## Task brief
Reproduce all of the data below without alteration; exclude every picture.

[Rows from a dataset]
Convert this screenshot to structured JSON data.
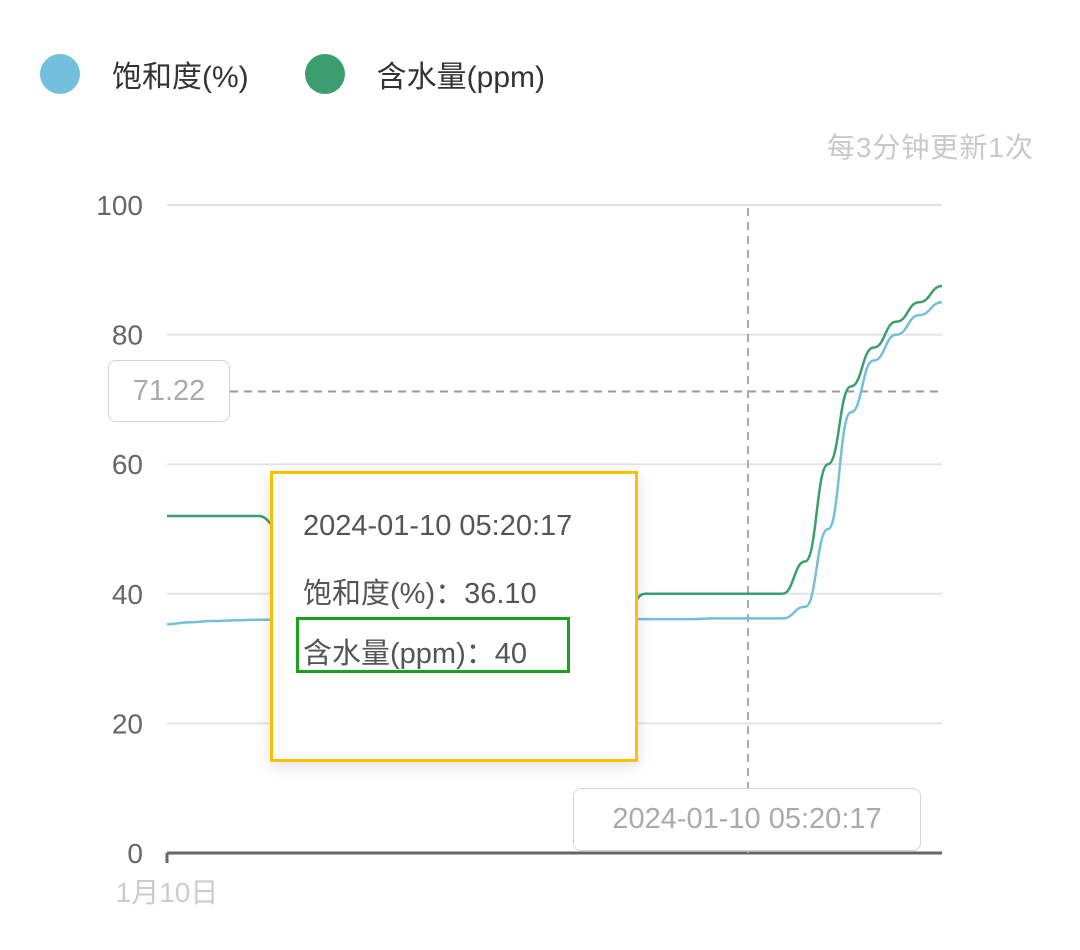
{
  "legend": [
    {
      "label": "饱和度(%)",
      "color": "#74C0DC"
    },
    {
      "label": "含水量(ppm)",
      "color": "#3A9E6F"
    }
  ],
  "update_note": "每3分钟更新1次",
  "tooltip": {
    "time": "2024-01-10 05:20:17",
    "saturation_label": "饱和度(%)：36.10",
    "water_label": "含水量(ppm)：40",
    "border_color": "#FFC000",
    "highlight_color": "#1AA31A"
  },
  "crosshair": {
    "y_value_label": "71.22",
    "x_value_label": "2024-01-10 05:20:17"
  },
  "chart_data": {
    "type": "line",
    "title": "",
    "xlabel": "",
    "ylabel": "",
    "x_tick_labels": [
      "1月10日"
    ],
    "y_ticks": [
      0,
      20,
      40,
      60,
      80,
      100
    ],
    "ylim": [
      0,
      100
    ],
    "grid": true,
    "legend_position": "top-left",
    "series": [
      {
        "name": "饱和度(%)",
        "color": "#74C0DC",
        "values": [
          35.3,
          35.6,
          35.8,
          35.9,
          36.0,
          36.0,
          36.0,
          36.0,
          36.0,
          36.0,
          36.0,
          36.0,
          36.0,
          36.0,
          36.1,
          36.1,
          36.1,
          36.1,
          36.1,
          36.1,
          36.1,
          36.1,
          36.1,
          36.1,
          36.2,
          36.2,
          36.2,
          36.2,
          38,
          50,
          68,
          76,
          80,
          83,
          85
        ]
      },
      {
        "name": "含水量(ppm)",
        "color": "#3A9E6F",
        "values": [
          52,
          52,
          52,
          52,
          52,
          50,
          46,
          42,
          38,
          36,
          36,
          36,
          36,
          36,
          36,
          36,
          36,
          36,
          36,
          36,
          37,
          40,
          40,
          40,
          40,
          40,
          40,
          40,
          45,
          60,
          72,
          78,
          82,
          85,
          87.5
        ]
      }
    ]
  }
}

## Result of this exercise
Convert this screenshot to structured JSON data.
{
  "legend": [
    {
      "label": "饱和度(%)",
      "color": "#74C0DC"
    },
    {
      "label": "含水量(ppm)",
      "color": "#3A9E6F"
    }
  ],
  "update_note": "每3分钟更新1次",
  "tooltip": {
    "time": "2024-01-10 05:20:17",
    "saturation_label": "饱和度(%)：36.10",
    "water_label": "含水量(ppm)：40",
    "border_color": "#FFC000",
    "highlight_color": "#1AA31A"
  },
  "crosshair": {
    "y_value_label": "71.22",
    "x_value_label": "2024-01-10 05:20:17"
  },
  "chart_data": {
    "type": "line",
    "title": "",
    "xlabel": "",
    "ylabel": "",
    "x_tick_labels": [
      "1月10日"
    ],
    "y_ticks": [
      0,
      20,
      40,
      60,
      80,
      100
    ],
    "ylim": [
      0,
      100
    ],
    "grid": true,
    "legend_position": "top-left",
    "series": [
      {
        "name": "饱和度(%)",
        "color": "#74C0DC",
        "values": [
          35.3,
          35.6,
          35.8,
          35.9,
          36.0,
          36.0,
          36.0,
          36.0,
          36.0,
          36.0,
          36.0,
          36.0,
          36.0,
          36.0,
          36.1,
          36.1,
          36.1,
          36.1,
          36.1,
          36.1,
          36.1,
          36.1,
          36.1,
          36.1,
          36.2,
          36.2,
          36.2,
          36.2,
          38,
          50,
          68,
          76,
          80,
          83,
          85
        ]
      },
      {
        "name": "含水量(ppm)",
        "color": "#3A9E6F",
        "values": [
          52,
          52,
          52,
          52,
          52,
          50,
          46,
          42,
          38,
          36,
          36,
          36,
          36,
          36,
          36,
          36,
          36,
          36,
          36,
          36,
          37,
          40,
          40,
          40,
          40,
          40,
          40,
          40,
          45,
          60,
          72,
          78,
          82,
          85,
          87.5
        ]
      }
    ]
  }
}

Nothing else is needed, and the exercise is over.